** Begin Given information **

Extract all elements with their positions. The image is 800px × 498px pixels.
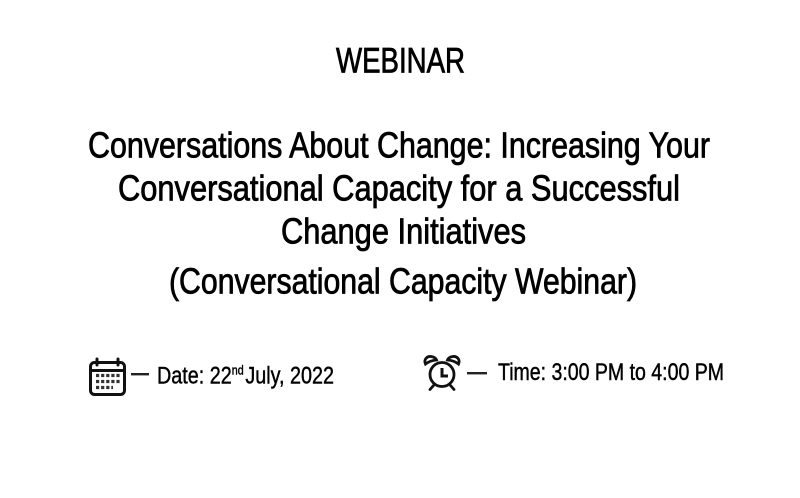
time text: Time: 3:00 PM to 4:00 PM [498, 359, 724, 386]
title [88, 124, 710, 252]
title: Conversational Capacity for a Successful [118, 168, 680, 208]
dash [131, 373, 149, 375]
dash [467, 372, 487, 374]
title: Change Initiatives [281, 210, 526, 252]
time row [425, 356, 724, 390]
date text: July, 2022 [245, 362, 334, 390]
date row [90, 359, 334, 394]
date text: Date: 22 [157, 362, 248, 390]
date text: nd [232, 362, 244, 378]
icon: alarm clock [425, 356, 459, 390]
icon: calendar [90, 359, 124, 394]
subtitle: (Conversational Capacity Webinar) [169, 260, 637, 302]
heading: webinar: WEBINAR [336, 42, 465, 81]
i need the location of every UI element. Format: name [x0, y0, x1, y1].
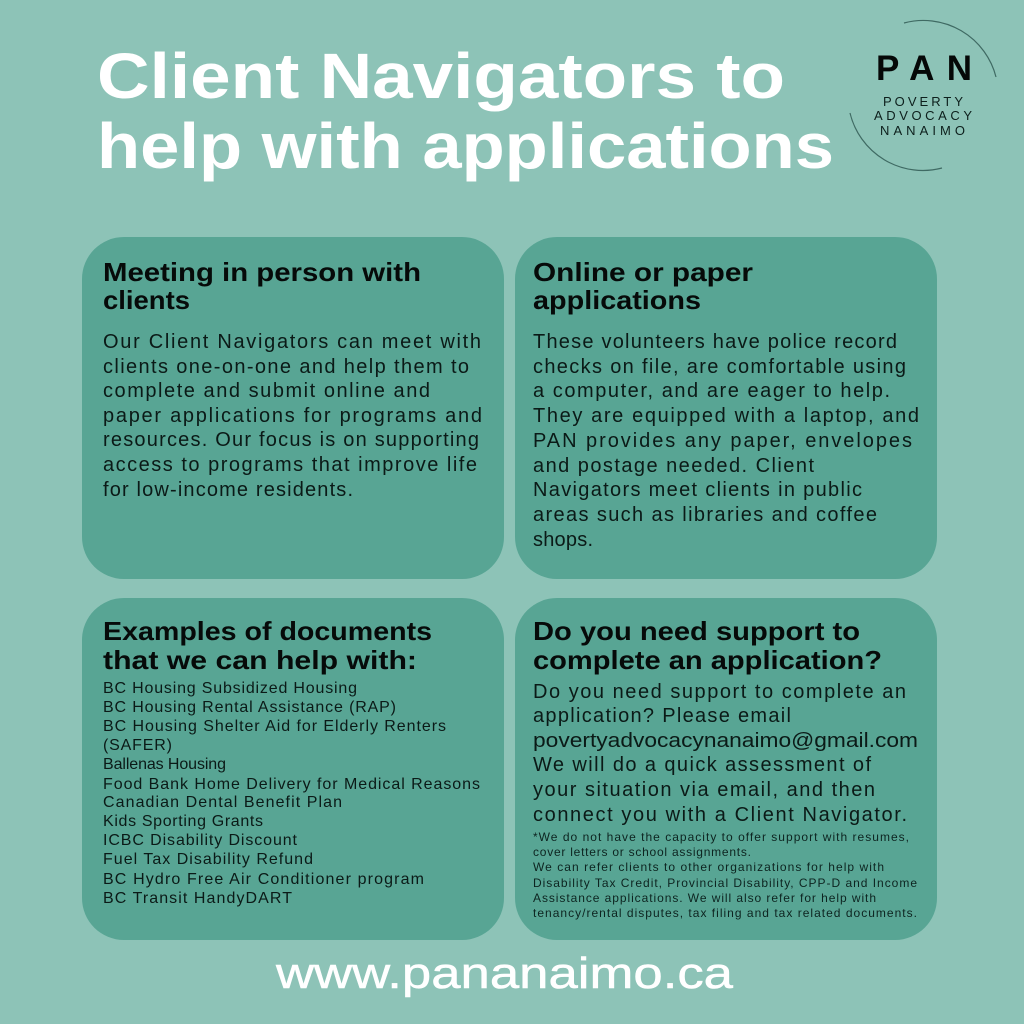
- title: Client Navigators to: [97, 40, 785, 112]
- heading: meeting in person: Meeting in person with: [103, 257, 421, 287]
- document list: ICBC Disability Discount: [103, 832, 298, 849]
- document list: [103, 680, 480, 907]
- document list: BC Housing Rental Assistance (RAP): [103, 699, 396, 716]
- panel: do you need support: [515, 598, 937, 940]
- body text: online or paper: a computer, and are eager to help.: [533, 380, 890, 402]
- body text: do you need support: application? Please email: [533, 705, 791, 727]
- logo: PAN Poverty Advocacy Nanaimo: NANAIMO: [880, 123, 965, 138]
- body text: online or paper: shops.: [533, 529, 593, 551]
- heading: do you need support: [533, 616, 882, 675]
- body text: do you need support: povertyadvocacynanaimo@gmail.com: [533, 730, 918, 752]
- document list: BC Housing Shelter Aid for Elderly Renters: [103, 718, 446, 735]
- body text: online or paper: and postage needed. Client: [533, 455, 814, 477]
- body text: online or paper: They are equipped with a laptop, and: [533, 405, 919, 427]
- body text: meeting in person: clients one-on-one and help them to: [103, 356, 469, 378]
- body text: online or paper: areas such as libraries and coffee: [533, 504, 877, 526]
- document list: Canadian Dental Benefit Plan: [103, 794, 342, 811]
- document list: (SAFER): [103, 737, 172, 754]
- panel: online or paper applications: [515, 237, 937, 579]
- logo: PAN Poverty Advocacy Nanaimo: PAN: [876, 49, 972, 88]
- body text: meeting in person: Our Client Navigators can meet with: [103, 331, 481, 353]
- fine print note: We can refer clients to other organizations for help with: [533, 860, 884, 874]
- heading: meeting in person: [103, 257, 421, 315]
- body text: online or paper: checks on file, are comfortable using: [533, 356, 906, 378]
- document list: BC Housing Subsidized Housing: [103, 680, 357, 697]
- fine print note: Disability Tax Credit, Provincial Disability, CPP-D and Income: [533, 876, 917, 890]
- panel: meeting in person: [82, 237, 504, 579]
- body text: meeting in person: [103, 331, 482, 501]
- body text: do you need support: Do you need support to complete an: [533, 681, 906, 703]
- title: help with applications: [97, 110, 834, 182]
- heading: online or paper: Online or paper: [533, 257, 753, 287]
- title: [97, 40, 834, 182]
- heading: online or paper: applications: [533, 285, 701, 315]
- fine print note: tenancy/rental disputes, tax filing and tax related documents.: [533, 906, 917, 920]
- document list: Fuel Tax Disability Refund: [103, 851, 313, 868]
- logo: PAN Poverty Advocacy Nanaimo: ADVOCACY: [874, 108, 972, 123]
- heading: online or paper: [533, 257, 753, 315]
- heading: examples of documents: Examples of documents: [103, 616, 432, 646]
- logo: PAN Poverty Advocacy Nanaimo: POVERTY: [883, 94, 963, 109]
- fine print note: Assistance applications. We will also refer for help with: [533, 891, 876, 905]
- body text: meeting in person: for low-income residents.: [103, 479, 353, 501]
- body text: online or paper: [533, 331, 919, 551]
- document list: Kids Sporting Grants: [103, 813, 263, 830]
- logo: PAN Poverty Advocacy Nanaimo: [850, 20, 996, 170]
- document list: BC Hydro Free Air Conditioner program: [103, 871, 424, 888]
- fine print note: *We do not have the capacity to offer support with resumes,: [533, 830, 909, 844]
- body text: online or paper: Navigators meet clients in public: [533, 479, 862, 501]
- document list: Food Bank Home Delivery for Medical Reasons: [103, 776, 480, 793]
- body text: do you need support: We will do a quick assessment of: [533, 754, 871, 776]
- body text: meeting in person: access to programs that improve life: [103, 454, 477, 476]
- body text: online or paper: These volunteers have police record: [533, 331, 897, 353]
- heading: do you need support: complete an application?: [533, 645, 882, 675]
- fine print note: cover letters or school assignments.: [533, 845, 751, 859]
- document list: Ballenas Housing: [103, 756, 226, 773]
- heading: do you need support: Do you need support to: [533, 616, 860, 646]
- document list: BC Transit HandyDART: [103, 890, 292, 907]
- fine print note: [533, 830, 917, 920]
- heading: examples of documents: that we can help with:: [103, 645, 417, 675]
- body text: do you need support: connect you with a Client Navigator.: [533, 804, 907, 826]
- panel: examples of documents: [82, 598, 504, 940]
- body text: meeting in person: resources. Our focus is on supporting: [103, 429, 479, 451]
- body text: meeting in person: paper applications for programs and: [103, 405, 482, 427]
- body text: do you need support: [533, 681, 918, 826]
- body text: do you need support: your situation via email, and then: [533, 779, 875, 801]
- website url: www.pananaimo.ca: [275, 949, 734, 998]
- heading: examples of documents: [103, 616, 432, 675]
- body text: meeting in person: complete and submit online and: [103, 380, 430, 402]
- body text: online or paper: PAN provides any paper, envelopes: [533, 430, 912, 452]
- heading: meeting in person: clients: [103, 285, 190, 315]
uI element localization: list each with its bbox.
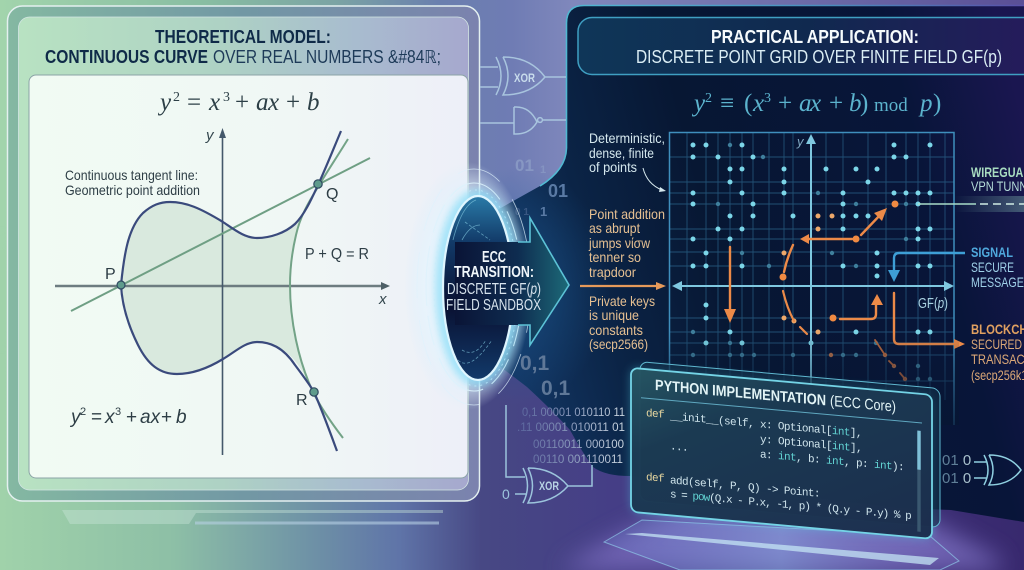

** End Given information **

Written request
Copy out the lines from the line with "- title: Client" to the line with "- body text: meeting in person: clients", keeping every character the same.

Output for this task
- title: Client Navigators to: [97, 40, 785, 112]
- heading: meeting in person: Meeting in person with: [103, 257, 421, 287]
- document list: ICBC Disability Discount: [103, 832, 298, 849]
- document list: [103, 680, 480, 907]
- document list: BC Housing Rental Assistance (RAP): [103, 699, 396, 716]
- panel: do you need support: [515, 598, 937, 940]
- body text: online or paper: a computer, and are eager to help.: [533, 380, 890, 402]
- body text: do you need support: application? Please email: [533, 705, 791, 727]
- logo: PAN Poverty Advocacy Nanaimo: NANAIMO: [880, 123, 965, 138]
- body text: online or paper: shops.: [533, 529, 593, 551]
- heading: do you need support: [533, 616, 882, 675]
- body text: do you need support: povertyadvocacynanaimo@gmail.com: [533, 730, 918, 752]
- document list: BC Housing Shelter Aid for Elderly Renters: [103, 718, 446, 735]
- body text: online or paper: and postage needed. Client: [533, 455, 814, 477]
- body text: online or paper: They are equipped with a laptop, and: [533, 405, 919, 427]
- body text: meeting in person: clients one-on-one and help them to: [103, 356, 469, 378]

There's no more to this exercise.